(Figure contents as structured data)

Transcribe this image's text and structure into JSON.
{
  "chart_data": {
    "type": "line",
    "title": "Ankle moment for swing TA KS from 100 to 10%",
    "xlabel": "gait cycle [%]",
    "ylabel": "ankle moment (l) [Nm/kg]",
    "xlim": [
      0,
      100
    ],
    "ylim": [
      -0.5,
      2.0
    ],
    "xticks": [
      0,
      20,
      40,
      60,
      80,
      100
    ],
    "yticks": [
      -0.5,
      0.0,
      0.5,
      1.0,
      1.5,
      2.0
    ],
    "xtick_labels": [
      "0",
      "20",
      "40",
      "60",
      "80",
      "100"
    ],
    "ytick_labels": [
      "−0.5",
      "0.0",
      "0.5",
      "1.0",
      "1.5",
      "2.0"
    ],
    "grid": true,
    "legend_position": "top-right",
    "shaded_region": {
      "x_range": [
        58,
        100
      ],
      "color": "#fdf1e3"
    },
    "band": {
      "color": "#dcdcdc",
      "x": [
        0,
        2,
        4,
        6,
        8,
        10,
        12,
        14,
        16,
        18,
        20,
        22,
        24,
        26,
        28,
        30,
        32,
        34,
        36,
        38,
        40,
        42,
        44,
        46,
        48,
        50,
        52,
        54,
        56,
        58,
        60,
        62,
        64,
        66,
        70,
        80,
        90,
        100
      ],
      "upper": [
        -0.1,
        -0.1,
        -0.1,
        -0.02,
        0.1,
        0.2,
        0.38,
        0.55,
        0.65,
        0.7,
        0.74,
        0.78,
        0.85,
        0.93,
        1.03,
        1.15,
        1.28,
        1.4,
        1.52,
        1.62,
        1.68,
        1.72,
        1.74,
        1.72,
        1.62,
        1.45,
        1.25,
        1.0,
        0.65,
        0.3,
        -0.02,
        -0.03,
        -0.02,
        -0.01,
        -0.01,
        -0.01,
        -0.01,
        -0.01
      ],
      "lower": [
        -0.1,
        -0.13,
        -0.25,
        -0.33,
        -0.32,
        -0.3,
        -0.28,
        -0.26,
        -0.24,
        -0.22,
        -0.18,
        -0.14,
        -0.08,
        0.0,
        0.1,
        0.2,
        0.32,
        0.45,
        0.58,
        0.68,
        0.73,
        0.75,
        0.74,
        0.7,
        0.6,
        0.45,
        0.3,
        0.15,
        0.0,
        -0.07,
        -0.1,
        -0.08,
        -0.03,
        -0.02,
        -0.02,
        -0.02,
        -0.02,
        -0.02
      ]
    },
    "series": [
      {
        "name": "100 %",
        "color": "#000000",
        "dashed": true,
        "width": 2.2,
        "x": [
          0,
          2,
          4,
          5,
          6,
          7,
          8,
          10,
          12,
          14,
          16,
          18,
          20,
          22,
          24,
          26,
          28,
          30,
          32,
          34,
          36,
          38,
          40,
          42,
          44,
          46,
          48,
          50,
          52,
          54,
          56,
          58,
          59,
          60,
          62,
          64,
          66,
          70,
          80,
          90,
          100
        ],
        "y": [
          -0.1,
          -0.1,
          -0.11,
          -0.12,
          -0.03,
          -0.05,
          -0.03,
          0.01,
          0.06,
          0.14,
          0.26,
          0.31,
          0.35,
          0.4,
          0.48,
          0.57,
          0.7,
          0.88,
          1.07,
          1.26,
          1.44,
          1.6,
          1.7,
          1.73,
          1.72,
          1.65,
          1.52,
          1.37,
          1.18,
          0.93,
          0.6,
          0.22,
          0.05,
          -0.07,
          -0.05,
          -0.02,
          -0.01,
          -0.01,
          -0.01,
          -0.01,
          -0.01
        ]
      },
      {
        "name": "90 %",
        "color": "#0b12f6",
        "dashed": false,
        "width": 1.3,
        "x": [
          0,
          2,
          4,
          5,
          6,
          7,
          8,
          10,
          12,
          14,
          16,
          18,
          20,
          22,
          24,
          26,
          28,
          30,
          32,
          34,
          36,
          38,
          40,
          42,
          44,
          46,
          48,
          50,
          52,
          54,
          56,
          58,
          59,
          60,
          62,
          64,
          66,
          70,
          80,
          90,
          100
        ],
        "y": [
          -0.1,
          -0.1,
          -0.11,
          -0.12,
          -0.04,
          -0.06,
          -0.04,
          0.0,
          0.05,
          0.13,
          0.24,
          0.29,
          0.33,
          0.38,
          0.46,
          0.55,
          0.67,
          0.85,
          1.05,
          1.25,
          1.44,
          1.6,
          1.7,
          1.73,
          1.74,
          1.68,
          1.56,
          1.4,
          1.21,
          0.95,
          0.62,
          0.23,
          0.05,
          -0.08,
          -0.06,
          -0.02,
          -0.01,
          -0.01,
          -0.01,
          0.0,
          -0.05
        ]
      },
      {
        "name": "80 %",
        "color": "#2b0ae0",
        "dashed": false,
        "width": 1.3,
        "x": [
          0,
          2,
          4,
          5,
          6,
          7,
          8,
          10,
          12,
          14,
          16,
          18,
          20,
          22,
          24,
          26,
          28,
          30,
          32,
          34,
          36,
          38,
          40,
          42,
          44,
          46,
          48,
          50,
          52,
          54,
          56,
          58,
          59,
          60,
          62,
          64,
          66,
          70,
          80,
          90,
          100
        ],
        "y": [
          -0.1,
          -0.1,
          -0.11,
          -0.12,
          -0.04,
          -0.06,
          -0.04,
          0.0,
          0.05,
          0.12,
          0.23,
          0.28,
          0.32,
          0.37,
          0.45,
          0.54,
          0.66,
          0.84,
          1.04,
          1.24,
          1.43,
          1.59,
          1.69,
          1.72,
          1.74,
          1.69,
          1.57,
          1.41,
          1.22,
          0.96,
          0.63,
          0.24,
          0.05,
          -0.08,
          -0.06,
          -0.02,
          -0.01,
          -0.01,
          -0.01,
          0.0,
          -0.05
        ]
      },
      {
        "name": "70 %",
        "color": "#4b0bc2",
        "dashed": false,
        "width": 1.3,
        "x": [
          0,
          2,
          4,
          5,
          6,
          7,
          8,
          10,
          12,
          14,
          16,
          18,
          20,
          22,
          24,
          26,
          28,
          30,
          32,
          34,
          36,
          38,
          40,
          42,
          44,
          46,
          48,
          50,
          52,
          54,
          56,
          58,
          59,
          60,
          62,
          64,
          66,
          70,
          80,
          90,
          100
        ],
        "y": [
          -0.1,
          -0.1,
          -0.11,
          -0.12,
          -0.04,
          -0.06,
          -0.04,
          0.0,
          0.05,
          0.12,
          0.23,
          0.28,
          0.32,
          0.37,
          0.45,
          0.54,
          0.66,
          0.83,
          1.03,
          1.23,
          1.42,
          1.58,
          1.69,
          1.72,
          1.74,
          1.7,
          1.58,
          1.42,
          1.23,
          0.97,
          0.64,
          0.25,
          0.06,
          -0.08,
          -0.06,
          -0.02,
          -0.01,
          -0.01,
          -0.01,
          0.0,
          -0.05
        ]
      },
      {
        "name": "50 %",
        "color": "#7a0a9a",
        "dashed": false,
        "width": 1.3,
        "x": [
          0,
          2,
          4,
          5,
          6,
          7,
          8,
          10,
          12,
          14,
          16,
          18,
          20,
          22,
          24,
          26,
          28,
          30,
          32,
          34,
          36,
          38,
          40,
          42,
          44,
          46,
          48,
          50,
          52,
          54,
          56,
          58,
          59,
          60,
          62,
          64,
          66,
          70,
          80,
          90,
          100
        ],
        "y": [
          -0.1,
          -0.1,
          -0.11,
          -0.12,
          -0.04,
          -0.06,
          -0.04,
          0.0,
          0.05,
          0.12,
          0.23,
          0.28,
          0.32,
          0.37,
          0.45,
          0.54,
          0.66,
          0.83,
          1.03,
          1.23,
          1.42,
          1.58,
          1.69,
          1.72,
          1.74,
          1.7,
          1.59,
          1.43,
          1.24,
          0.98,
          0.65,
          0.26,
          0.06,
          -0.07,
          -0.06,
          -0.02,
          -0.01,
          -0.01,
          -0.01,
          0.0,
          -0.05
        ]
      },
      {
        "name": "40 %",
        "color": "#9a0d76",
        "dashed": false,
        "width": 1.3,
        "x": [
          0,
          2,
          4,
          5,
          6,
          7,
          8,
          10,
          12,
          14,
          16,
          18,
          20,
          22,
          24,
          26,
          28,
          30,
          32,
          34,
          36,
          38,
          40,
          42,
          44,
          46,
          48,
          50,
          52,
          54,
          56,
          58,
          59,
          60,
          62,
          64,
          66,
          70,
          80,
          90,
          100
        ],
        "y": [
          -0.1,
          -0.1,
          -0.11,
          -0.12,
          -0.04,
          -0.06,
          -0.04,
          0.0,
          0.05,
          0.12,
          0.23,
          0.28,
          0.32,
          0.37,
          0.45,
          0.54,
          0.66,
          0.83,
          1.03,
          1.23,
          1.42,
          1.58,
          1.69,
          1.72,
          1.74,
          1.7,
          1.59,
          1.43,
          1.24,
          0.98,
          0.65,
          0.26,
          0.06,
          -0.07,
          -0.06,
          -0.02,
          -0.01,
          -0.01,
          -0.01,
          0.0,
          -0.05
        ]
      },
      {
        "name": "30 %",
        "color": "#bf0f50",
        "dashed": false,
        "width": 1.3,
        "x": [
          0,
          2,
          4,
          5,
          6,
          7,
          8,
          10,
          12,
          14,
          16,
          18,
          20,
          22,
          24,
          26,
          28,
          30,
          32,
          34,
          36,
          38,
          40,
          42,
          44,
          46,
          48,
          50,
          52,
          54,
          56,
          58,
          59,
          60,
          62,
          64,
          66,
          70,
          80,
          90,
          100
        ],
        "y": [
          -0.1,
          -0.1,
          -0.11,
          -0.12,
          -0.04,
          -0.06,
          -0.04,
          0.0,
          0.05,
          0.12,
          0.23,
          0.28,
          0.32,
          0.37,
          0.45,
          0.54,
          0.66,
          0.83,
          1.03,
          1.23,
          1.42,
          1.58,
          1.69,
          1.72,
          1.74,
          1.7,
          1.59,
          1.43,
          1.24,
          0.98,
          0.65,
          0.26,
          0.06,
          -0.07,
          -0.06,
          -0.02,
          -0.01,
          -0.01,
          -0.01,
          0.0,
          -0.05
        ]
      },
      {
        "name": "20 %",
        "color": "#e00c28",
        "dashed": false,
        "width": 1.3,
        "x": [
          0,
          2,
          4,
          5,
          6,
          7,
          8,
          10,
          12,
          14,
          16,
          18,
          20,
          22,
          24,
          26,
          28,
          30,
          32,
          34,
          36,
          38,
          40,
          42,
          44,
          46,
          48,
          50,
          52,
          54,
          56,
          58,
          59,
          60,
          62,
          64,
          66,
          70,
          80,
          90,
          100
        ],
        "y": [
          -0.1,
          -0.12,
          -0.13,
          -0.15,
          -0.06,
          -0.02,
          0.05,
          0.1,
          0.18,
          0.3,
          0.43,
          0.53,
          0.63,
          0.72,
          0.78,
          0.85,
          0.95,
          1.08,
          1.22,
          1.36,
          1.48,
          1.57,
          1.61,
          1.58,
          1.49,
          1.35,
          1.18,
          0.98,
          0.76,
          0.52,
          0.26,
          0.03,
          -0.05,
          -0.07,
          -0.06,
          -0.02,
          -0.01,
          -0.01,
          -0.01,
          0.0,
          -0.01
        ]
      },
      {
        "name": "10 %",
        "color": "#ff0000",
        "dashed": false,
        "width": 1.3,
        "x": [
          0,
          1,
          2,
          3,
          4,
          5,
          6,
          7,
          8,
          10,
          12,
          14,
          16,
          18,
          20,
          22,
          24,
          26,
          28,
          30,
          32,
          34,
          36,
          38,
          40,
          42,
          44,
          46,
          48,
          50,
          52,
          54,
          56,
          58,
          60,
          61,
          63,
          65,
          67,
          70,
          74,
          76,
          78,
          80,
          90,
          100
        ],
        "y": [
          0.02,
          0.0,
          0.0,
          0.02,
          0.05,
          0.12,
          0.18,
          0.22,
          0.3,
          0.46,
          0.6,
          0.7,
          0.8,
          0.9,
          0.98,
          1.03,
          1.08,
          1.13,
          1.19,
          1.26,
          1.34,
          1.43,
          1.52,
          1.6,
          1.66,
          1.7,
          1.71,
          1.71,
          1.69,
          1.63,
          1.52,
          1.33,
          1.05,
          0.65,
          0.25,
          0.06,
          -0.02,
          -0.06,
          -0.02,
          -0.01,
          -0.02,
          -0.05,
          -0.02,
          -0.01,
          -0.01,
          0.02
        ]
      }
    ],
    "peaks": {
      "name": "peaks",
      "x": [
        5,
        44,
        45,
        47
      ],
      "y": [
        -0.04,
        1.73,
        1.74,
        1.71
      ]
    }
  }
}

● Instructions for the task: Pick out and copy the lines of the entries that hold the string "color".

● Output of the exercise:
      "color": "#fdf1e3"
      "color": "#dcdcdc",
        "color": "#000000",
        "color": "#0b12f6",
        "color": "#2b0ae0",
        "color": "#4b0bc2",
        "color": "#7a0a9a",
        "color": "#9a0d76",
        "color": "#bf0f50",
        "color": "#e00c28",
        "color": "#ff0000",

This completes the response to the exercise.